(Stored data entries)
◇ ◇ ◇

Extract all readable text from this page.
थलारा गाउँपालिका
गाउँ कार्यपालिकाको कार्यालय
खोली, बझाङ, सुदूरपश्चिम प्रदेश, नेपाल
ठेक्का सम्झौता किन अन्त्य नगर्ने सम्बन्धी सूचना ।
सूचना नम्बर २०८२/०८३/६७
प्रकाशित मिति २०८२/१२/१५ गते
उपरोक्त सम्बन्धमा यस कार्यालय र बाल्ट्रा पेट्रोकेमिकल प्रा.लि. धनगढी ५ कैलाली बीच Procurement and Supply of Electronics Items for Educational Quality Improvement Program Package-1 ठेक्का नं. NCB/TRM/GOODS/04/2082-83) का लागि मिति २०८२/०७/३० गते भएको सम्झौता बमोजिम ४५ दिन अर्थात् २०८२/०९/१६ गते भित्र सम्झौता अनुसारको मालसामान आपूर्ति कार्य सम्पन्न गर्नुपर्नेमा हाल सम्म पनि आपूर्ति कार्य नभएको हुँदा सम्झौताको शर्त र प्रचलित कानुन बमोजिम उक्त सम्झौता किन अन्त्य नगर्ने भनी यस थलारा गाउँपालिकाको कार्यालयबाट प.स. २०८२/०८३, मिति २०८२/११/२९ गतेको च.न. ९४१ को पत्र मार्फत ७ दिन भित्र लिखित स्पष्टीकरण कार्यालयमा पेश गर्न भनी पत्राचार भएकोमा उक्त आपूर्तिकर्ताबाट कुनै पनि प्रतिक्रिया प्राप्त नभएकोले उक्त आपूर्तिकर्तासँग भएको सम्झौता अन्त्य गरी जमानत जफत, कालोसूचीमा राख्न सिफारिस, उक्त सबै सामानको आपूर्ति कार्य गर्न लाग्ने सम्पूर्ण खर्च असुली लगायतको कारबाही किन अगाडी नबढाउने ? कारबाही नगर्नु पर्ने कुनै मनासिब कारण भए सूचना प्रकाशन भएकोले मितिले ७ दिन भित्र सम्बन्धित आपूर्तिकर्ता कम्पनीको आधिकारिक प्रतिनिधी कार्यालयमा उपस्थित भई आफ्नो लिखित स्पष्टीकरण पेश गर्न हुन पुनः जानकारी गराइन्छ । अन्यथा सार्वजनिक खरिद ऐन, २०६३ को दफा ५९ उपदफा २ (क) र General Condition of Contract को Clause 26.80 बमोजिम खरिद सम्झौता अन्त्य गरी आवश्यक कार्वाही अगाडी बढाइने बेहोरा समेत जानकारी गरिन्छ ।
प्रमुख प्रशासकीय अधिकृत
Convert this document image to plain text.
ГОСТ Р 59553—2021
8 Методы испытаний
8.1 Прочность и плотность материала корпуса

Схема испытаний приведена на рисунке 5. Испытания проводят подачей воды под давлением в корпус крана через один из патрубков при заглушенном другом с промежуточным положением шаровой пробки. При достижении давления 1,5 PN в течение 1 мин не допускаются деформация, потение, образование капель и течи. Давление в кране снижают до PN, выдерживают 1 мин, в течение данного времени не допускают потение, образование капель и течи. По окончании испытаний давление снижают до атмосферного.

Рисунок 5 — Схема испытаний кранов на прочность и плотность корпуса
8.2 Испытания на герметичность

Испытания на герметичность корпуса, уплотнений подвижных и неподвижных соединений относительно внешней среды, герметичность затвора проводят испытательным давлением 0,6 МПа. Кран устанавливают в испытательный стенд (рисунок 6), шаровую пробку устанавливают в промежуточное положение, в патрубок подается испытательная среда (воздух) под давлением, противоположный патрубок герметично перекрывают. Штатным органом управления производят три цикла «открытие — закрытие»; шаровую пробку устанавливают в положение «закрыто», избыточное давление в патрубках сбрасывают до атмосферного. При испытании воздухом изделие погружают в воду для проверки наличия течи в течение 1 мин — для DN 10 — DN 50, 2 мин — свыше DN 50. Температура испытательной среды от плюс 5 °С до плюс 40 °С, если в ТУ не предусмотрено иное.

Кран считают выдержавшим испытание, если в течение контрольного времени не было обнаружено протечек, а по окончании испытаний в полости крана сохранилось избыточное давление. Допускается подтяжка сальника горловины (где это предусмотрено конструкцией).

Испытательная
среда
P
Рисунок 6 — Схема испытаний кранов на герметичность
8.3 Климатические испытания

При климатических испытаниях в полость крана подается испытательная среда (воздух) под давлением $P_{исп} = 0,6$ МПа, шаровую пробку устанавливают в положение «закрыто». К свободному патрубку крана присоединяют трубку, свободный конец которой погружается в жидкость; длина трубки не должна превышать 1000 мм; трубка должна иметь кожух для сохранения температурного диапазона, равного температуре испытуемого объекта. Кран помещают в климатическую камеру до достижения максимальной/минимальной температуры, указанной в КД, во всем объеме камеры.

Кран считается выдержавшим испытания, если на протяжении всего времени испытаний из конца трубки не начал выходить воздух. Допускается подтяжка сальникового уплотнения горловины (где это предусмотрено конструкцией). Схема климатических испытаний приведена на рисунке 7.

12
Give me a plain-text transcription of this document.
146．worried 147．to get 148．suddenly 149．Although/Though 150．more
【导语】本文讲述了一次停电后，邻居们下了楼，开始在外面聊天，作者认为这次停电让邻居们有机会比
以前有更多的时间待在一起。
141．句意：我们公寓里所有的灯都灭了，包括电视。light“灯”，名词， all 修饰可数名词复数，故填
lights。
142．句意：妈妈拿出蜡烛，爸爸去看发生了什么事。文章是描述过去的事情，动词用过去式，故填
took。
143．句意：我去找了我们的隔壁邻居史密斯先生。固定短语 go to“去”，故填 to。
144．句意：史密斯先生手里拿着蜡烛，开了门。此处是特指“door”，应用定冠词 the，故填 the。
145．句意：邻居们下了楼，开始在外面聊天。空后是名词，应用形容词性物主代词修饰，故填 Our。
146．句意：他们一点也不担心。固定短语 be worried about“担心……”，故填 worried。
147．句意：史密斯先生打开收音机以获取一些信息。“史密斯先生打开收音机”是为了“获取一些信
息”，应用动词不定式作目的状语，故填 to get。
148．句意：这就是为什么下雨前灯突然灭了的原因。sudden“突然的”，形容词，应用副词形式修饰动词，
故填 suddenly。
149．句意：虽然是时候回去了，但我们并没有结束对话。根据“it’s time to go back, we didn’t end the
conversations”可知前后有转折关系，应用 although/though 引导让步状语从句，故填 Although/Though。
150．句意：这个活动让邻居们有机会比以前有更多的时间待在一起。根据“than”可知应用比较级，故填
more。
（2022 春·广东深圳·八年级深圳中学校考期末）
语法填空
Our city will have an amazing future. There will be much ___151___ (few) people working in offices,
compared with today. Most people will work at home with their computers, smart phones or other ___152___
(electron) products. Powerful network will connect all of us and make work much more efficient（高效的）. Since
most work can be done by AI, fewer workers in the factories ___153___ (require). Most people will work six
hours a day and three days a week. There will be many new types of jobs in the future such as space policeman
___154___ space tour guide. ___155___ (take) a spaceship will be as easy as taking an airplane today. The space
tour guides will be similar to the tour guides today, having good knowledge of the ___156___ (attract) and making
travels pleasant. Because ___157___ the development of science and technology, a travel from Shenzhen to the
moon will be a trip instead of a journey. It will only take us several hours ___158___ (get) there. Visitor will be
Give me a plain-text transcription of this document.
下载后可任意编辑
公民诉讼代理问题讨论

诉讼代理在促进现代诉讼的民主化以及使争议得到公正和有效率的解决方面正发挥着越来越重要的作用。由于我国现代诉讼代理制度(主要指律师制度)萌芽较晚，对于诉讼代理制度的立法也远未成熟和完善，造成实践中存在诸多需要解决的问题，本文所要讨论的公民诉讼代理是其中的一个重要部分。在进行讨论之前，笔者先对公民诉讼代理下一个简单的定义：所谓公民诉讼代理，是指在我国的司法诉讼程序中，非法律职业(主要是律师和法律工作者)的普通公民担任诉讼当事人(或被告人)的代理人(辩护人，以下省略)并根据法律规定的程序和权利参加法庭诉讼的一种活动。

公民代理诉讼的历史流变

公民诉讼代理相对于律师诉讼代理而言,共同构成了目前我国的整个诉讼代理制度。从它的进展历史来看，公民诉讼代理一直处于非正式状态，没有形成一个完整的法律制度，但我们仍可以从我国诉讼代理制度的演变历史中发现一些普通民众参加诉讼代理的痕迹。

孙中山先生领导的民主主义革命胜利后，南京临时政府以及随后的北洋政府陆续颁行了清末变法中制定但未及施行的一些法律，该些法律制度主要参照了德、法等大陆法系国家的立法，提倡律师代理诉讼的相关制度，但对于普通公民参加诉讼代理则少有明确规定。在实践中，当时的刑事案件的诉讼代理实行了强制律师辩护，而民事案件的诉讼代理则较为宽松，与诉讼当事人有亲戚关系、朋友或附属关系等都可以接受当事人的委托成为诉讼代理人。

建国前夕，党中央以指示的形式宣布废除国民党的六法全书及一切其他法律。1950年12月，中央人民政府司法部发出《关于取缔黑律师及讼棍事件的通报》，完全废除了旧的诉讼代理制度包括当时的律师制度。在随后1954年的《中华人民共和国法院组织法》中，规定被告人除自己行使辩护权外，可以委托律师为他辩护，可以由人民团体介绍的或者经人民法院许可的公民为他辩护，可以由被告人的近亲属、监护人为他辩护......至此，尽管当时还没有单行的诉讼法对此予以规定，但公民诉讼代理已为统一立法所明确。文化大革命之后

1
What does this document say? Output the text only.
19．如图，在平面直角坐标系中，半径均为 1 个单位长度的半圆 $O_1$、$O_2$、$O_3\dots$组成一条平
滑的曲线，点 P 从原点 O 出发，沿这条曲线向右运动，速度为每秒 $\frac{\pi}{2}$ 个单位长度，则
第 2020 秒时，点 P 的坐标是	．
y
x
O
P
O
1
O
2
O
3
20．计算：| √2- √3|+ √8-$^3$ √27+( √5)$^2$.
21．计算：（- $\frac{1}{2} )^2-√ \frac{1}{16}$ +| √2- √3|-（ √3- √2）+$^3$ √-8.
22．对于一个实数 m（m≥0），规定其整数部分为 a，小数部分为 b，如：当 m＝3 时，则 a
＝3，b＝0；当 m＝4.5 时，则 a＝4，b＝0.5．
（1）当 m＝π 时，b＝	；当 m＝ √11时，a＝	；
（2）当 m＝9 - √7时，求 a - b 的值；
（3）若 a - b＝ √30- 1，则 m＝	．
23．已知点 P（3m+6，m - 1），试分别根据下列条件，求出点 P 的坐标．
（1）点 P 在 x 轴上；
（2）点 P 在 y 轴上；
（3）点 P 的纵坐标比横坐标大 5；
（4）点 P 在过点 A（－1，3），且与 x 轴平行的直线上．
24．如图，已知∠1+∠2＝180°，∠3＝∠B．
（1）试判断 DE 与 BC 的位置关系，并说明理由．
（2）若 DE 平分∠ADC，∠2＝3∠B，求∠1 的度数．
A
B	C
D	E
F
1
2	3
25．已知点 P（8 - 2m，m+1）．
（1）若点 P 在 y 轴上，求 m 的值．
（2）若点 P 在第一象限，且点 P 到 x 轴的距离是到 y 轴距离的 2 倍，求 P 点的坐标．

◇ ◇ ◇

_The problem_
Look through the entries above and list every line containing "take".

_Worked answer_
___154___ space tour guide. ___155___ (take) a spaceship will be as easy as taking an airplane today. The space
moon will be a trip instead of a journey. It will only take us several hours ___158___ (get) there. Visitor will be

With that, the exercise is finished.